WRITTEN INSTRUCTION
Write out every record below exactly as it appears.

DATA
____

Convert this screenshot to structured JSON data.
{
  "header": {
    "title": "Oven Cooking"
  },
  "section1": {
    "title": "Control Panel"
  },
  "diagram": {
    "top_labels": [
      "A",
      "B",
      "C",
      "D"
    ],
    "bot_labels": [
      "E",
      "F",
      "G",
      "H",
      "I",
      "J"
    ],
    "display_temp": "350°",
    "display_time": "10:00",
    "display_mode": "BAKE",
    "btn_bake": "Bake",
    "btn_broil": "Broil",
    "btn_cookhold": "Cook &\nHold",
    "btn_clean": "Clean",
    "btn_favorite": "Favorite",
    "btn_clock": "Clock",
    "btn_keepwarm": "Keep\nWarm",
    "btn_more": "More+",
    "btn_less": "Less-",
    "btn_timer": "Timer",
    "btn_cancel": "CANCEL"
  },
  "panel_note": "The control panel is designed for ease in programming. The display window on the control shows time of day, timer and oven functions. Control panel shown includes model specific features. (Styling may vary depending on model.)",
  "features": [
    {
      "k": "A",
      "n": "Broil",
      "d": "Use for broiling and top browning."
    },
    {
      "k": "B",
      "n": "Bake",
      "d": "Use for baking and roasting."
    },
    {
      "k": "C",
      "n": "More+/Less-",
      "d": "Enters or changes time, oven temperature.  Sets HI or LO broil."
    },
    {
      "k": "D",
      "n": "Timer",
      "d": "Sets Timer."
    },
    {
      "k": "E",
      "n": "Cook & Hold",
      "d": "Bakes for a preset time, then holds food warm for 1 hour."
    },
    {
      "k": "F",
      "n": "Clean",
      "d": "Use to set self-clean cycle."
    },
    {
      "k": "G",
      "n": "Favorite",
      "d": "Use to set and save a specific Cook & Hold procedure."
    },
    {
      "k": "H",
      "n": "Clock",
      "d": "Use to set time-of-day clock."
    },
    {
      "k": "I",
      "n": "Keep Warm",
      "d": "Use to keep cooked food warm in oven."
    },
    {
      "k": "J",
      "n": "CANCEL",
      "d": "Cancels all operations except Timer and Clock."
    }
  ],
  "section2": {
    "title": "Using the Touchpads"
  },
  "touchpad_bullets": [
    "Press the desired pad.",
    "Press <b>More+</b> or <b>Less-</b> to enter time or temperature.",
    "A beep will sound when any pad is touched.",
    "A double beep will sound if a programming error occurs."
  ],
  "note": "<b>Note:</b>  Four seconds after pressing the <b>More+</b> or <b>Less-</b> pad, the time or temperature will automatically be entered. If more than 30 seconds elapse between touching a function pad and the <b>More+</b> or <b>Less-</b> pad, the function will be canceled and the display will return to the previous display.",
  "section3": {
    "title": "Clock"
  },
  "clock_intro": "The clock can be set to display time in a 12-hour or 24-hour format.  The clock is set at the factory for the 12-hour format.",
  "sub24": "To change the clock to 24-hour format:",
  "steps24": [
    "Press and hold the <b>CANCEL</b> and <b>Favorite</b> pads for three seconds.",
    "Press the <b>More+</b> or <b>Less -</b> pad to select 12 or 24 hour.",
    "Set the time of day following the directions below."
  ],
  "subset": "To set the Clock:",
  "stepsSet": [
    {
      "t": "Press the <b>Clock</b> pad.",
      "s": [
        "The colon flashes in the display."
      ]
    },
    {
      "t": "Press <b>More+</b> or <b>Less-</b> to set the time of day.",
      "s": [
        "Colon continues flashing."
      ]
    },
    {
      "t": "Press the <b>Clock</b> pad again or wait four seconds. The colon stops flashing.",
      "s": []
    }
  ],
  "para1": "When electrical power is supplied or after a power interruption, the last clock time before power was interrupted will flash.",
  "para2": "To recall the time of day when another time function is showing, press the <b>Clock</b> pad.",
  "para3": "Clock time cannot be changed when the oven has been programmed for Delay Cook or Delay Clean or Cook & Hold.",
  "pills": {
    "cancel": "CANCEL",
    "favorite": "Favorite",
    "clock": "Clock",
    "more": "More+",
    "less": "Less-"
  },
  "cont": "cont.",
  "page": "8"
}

____

EXERCISE SOLUTION
Convert this screenshot to structured JSON data.
{
  "header": {
    "title": "Oven Cooking"
  },
  "section1": {
    "title": "Control Panel"
  },
  "diagram": {
    "top_labels": [
      "A",
      "B",
      "C",
      "D"
    ],
    "bot_labels": [
      "E",
      "F",
      "G",
      "H",
      "I",
      "J"
    ],
    "display_temp": "350°",
    "display_time": "10:00",
    "display_mode": "BAKE",
    "btn_bake": "Bake",
    "btn_broil": "Broil",
    "btn_cookhold": "Cook &\nHold",
    "btn_clean": "Clean",
    "btn_favorite": "Favorite",
    "btn_clock": "Clock",
    "btn_keepwarm": "Keep\nWarm",
    "btn_more": "More+",
    "btn_less": "Less-",
    "btn_timer": "Timer",
    "btn_cancel": "CANCEL"
  },
  "panel_note": "The control panel is designed for ease in programming. The display window on the control shows time of day, timer and oven functions. Control panel shown includes model specific features. (Styling may vary depending on model.)",
  "features": [
    {
      "k": "A",
      "n": "Broil",
      "d": "Use for broiling and top browning."
    },
    {
      "k": "B",
      "n": "Bake",
      "d": "Use for baking and roasting."
    },
    {
      "k": "C",
      "n": "More+/Less-",
      "d": "Enters or changes time, oven temperature.  Sets HI or LO broil."
    },
    {
      "k": "D",
      "n": "Timer",
      "d": "Sets Timer."
    },
    {
      "k": "E",
      "n": "Cook & Hold",
      "d": "Bakes for a preset time, then holds food warm for 1 hour."
    },
    {
      "k": "F",
      "n": "Clean",
      "d": "Use to set self-clean cycle."
    },
    {
      "k": "G",
      "n": "Favorite",
      "d": "Use to set and save a specific Cook & Hold procedure."
    },
    {
      "k": "H",
      "n": "Clock",
      "d": "Use to set time-of-day clock."
    },
    {
      "k": "I",
      "n": "Keep Warm",
      "d": "Use to keep cooked food warm in oven."
    },
    {
      "k": "J",
      "n": "CANCEL",
      "d": "Cancels all operations except Timer and Clock."
    }
  ],
  "section2": {
    "title": "Using the Touchpads"
  },
  "touchpad_bullets": [
    "Press the desired pad.",
    "Press <b>More+</b> or <b>Less-</b> to enter time or temperature.",
    "A beep will sound when any pad is touched.",
    "A double beep will sound if a programming error occurs."
  ],
  "note": "<b>Note:</b>  Four seconds after pressing the <b>More+</b> or <b>Less-</b> pad, the time or temperature will automatically be entered. If more than 30 seconds elapse between touching a function pad and the <b>More+</b> or <b>Less-</b> pad, the function will be canceled and the display will return to the previous display.",
  "section3": {
    "title": "Clock"
  },
  "clock_intro": "The clock can be set to display time in a 12-hour or 24-hour format.  The clock is set at the factory for the 12-hour format.",
  "sub24": "To change the clock to 24-hour format:",
  "steps24": [
    "Press and hold the <b>CANCEL</b> and <b>Favorite</b> pads for three seconds.",
    "Press the <b>More+</b> or <b>Less -</b> pad to select 12 or 24 hour.",
    "Set the time of day following the directions below."
  ],
  "subset": "To set the Clock:",
  "stepsSet": [
    {
      "t": "Press the <b>Clock</b> pad.",
      "s": [
        "The colon flashes in the display."
      ]
    },
    {
      "t": "Press <b>More+</b> or <b>Less-</b> to set the time of day.",
      "s": [
        "Colon continues flashing."
      ]
    },
    {
      "t": "Press the <b>Clock</b> pad again or wait four seconds. The colon stops flashing.",
      "s": []
    }
  ],
  "para1": "When electrical power is supplied or after a power interruption, the last clock time before power was interrupted will flash.",
  "para2": "To recall the time of day when another time function is showing, press the <b>Clock</b> pad.",
  "para3": "Clock time cannot be changed when the oven has been programmed for Delay Cook or Delay Clean or Cook & Hold.",
  "pills": {
    "cancel": "CANCEL",
    "favorite": "Favorite",
    "clock": "Clock",
    "more": "More+",
    "less": "Less-"
  },
  "cont": "cont.",
  "page": "8"
}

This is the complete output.